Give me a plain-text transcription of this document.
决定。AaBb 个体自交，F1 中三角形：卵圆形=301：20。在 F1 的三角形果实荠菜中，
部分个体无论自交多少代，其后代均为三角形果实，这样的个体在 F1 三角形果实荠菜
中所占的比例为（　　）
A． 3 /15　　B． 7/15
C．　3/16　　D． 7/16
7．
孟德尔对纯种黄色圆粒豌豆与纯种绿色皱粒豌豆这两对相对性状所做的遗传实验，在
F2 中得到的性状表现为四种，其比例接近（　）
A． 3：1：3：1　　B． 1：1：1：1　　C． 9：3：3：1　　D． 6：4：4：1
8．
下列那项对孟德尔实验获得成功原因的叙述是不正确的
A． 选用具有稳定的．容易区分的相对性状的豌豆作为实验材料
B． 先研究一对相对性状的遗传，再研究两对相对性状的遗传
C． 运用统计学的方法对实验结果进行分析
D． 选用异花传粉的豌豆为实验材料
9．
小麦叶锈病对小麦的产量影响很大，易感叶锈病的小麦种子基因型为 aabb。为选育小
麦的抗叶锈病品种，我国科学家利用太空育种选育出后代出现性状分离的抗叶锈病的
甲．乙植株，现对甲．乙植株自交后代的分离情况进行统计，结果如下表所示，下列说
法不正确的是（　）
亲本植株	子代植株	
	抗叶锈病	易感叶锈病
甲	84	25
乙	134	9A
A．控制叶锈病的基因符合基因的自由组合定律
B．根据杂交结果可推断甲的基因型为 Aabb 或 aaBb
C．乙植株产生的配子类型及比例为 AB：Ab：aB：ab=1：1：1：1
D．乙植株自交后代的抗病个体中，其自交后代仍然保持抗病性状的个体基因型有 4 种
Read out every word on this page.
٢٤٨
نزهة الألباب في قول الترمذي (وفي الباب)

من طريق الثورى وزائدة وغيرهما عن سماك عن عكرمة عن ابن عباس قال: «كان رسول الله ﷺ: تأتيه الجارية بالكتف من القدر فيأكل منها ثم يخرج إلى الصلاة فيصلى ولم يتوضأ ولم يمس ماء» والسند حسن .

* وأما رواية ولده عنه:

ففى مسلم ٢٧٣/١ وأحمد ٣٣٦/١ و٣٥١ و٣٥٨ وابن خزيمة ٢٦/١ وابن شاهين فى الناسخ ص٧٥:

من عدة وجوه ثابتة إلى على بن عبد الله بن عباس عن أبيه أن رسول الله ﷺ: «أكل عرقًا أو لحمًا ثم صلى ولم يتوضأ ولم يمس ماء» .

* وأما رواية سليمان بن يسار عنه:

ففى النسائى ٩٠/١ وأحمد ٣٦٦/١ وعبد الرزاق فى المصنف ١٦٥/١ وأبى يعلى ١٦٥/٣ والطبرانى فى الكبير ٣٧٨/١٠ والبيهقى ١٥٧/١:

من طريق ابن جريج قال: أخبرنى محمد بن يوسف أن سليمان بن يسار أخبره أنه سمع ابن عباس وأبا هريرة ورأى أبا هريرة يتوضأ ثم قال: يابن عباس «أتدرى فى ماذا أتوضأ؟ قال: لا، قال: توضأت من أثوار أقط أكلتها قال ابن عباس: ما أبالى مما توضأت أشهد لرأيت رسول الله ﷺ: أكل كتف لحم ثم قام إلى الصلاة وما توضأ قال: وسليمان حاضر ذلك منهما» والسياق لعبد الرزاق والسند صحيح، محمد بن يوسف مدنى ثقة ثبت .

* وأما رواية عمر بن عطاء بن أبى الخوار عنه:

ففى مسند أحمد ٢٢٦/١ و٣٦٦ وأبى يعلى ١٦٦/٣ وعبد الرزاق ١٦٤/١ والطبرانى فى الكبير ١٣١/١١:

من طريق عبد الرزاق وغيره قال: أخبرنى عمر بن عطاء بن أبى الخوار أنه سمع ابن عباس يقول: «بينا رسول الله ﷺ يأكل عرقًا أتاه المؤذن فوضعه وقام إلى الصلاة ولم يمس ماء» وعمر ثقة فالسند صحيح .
——————————
In the records above, tally the lines where the word "يعلى" appears, and give the number and nothing else.

2